_EXERCISE OBJECTIVE:_ Say how many lines contain the string "Land". Give no other output.

_SUPPLIED DATA:_
# # #

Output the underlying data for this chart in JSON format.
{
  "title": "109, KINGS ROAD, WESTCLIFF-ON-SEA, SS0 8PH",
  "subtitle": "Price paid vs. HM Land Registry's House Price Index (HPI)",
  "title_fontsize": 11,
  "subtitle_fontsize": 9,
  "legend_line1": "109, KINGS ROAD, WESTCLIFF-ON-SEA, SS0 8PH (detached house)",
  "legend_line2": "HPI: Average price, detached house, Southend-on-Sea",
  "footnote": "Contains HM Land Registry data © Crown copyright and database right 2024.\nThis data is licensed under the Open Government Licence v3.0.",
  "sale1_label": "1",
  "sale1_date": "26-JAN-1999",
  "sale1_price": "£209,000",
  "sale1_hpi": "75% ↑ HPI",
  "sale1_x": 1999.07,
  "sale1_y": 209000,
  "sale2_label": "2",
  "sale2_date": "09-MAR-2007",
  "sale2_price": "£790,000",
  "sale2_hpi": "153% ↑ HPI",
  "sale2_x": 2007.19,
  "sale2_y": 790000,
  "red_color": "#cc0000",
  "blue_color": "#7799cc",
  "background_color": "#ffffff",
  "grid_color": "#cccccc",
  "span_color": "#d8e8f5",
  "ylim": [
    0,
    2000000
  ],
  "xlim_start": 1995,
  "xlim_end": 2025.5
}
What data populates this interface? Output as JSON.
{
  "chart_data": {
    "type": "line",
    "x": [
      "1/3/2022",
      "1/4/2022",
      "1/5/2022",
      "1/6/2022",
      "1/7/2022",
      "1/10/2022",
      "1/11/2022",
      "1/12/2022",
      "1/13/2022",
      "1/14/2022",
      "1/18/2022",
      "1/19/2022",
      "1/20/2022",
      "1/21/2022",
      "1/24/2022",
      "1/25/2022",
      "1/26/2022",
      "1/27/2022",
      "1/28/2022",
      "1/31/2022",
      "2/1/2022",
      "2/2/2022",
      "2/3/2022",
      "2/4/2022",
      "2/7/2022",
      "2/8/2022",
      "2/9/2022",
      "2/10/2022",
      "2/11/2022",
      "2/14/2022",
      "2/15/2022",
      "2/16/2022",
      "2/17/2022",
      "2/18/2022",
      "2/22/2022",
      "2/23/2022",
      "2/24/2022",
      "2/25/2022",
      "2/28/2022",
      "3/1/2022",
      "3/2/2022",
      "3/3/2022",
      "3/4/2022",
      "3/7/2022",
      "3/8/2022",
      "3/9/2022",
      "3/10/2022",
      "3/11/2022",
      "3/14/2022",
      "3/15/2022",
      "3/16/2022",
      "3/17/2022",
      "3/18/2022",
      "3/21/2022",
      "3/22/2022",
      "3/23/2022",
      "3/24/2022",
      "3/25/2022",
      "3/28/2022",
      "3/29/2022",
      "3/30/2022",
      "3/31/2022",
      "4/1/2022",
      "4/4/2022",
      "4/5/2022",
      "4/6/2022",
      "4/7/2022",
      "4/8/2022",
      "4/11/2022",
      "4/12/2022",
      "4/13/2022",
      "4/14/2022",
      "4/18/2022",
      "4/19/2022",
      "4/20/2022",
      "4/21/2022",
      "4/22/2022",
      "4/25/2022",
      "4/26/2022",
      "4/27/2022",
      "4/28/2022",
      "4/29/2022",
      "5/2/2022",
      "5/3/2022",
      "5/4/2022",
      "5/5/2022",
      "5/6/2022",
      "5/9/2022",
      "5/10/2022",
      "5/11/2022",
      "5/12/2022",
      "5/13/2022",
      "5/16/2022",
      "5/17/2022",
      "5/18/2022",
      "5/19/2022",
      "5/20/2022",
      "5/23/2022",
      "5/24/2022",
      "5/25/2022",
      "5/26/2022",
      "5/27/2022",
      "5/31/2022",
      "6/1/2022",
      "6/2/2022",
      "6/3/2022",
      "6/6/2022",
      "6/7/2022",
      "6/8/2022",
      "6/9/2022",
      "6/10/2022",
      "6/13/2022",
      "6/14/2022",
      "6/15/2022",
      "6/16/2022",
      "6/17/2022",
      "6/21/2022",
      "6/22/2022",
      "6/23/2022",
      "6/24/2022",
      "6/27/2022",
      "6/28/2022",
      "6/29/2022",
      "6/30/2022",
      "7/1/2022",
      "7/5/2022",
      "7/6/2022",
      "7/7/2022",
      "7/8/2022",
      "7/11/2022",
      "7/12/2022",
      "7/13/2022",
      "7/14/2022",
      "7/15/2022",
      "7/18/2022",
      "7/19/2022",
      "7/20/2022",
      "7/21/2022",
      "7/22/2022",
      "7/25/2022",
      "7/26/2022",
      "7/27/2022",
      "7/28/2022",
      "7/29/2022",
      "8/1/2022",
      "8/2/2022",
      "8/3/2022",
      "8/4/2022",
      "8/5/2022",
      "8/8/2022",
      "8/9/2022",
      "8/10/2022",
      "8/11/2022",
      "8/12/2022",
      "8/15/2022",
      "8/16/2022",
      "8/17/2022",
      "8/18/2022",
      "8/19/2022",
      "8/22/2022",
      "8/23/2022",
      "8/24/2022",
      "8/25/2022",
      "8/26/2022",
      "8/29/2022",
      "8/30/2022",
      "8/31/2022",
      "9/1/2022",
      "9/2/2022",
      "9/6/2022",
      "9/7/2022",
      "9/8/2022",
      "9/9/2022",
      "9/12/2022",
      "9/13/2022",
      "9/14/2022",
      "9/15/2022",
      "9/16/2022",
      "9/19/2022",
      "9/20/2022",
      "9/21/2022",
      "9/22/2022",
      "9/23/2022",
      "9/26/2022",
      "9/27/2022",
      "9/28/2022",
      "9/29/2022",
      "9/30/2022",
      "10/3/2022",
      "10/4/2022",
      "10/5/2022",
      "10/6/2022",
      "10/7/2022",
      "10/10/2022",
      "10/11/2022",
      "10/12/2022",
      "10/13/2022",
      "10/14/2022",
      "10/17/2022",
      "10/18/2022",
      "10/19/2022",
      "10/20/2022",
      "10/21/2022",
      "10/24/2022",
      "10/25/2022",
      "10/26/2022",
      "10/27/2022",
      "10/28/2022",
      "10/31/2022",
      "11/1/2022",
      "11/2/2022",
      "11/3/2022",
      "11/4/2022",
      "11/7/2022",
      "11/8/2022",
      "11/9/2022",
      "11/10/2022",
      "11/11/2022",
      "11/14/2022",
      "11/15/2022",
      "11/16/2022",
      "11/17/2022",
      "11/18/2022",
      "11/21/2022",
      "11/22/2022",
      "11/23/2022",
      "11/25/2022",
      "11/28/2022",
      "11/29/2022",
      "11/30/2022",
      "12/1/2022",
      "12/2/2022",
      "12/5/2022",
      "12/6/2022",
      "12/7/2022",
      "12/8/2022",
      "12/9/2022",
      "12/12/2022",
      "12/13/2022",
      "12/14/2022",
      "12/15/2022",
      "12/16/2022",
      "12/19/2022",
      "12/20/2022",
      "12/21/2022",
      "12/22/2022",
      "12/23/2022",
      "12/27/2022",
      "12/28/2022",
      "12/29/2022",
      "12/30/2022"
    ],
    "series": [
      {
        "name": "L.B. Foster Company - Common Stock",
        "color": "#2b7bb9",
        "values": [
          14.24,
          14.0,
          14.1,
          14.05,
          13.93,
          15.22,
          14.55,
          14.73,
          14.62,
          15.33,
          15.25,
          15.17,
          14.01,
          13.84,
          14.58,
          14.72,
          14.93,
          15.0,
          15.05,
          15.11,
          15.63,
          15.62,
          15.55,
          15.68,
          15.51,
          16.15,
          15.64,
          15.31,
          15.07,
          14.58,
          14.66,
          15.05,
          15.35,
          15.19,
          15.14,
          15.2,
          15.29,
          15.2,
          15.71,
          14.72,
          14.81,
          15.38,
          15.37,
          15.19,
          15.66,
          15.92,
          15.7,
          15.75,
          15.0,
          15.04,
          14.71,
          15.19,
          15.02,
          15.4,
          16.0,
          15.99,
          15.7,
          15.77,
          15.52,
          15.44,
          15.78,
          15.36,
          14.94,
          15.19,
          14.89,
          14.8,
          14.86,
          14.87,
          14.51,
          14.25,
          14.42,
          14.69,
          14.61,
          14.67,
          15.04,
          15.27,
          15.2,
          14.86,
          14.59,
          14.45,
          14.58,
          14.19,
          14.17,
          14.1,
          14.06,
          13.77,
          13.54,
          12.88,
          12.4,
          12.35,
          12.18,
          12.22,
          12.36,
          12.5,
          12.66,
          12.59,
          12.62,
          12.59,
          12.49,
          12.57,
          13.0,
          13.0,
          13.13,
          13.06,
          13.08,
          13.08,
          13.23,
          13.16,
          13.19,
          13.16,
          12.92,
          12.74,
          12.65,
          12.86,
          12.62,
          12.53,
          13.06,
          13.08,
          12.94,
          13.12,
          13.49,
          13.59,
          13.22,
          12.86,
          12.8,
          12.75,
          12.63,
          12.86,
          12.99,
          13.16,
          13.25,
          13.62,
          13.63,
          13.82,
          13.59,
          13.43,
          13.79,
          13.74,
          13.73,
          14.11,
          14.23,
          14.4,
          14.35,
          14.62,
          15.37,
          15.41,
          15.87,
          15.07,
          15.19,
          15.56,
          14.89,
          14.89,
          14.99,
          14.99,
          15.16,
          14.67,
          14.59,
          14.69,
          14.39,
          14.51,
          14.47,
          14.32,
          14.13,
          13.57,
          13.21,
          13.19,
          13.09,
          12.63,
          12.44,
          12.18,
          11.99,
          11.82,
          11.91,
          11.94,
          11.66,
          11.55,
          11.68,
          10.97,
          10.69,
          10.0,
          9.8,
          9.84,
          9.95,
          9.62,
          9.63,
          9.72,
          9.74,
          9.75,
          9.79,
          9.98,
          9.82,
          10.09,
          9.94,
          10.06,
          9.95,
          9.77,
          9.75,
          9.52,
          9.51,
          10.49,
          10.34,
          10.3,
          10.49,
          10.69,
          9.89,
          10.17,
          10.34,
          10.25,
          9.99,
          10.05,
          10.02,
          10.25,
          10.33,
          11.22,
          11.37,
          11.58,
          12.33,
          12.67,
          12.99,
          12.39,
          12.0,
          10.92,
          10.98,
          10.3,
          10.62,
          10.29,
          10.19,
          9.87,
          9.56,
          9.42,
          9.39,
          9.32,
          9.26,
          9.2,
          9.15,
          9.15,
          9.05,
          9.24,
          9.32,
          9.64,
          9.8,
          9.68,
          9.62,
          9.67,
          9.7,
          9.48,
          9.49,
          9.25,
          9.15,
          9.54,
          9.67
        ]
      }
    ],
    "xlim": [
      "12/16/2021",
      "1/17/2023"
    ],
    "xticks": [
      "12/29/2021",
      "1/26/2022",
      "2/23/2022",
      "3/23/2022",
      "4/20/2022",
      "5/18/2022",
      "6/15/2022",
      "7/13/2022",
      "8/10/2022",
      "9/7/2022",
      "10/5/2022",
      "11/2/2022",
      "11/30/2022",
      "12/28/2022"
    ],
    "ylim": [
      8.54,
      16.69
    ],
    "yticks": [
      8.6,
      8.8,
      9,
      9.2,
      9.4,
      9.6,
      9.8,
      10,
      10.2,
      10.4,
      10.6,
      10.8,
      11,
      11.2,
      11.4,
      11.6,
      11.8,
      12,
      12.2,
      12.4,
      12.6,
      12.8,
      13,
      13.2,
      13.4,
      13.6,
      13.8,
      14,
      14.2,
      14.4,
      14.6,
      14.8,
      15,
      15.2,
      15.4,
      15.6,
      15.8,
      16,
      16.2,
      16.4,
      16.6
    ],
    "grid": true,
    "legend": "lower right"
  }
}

# # #

_WRITTEN ANSWER:_ 2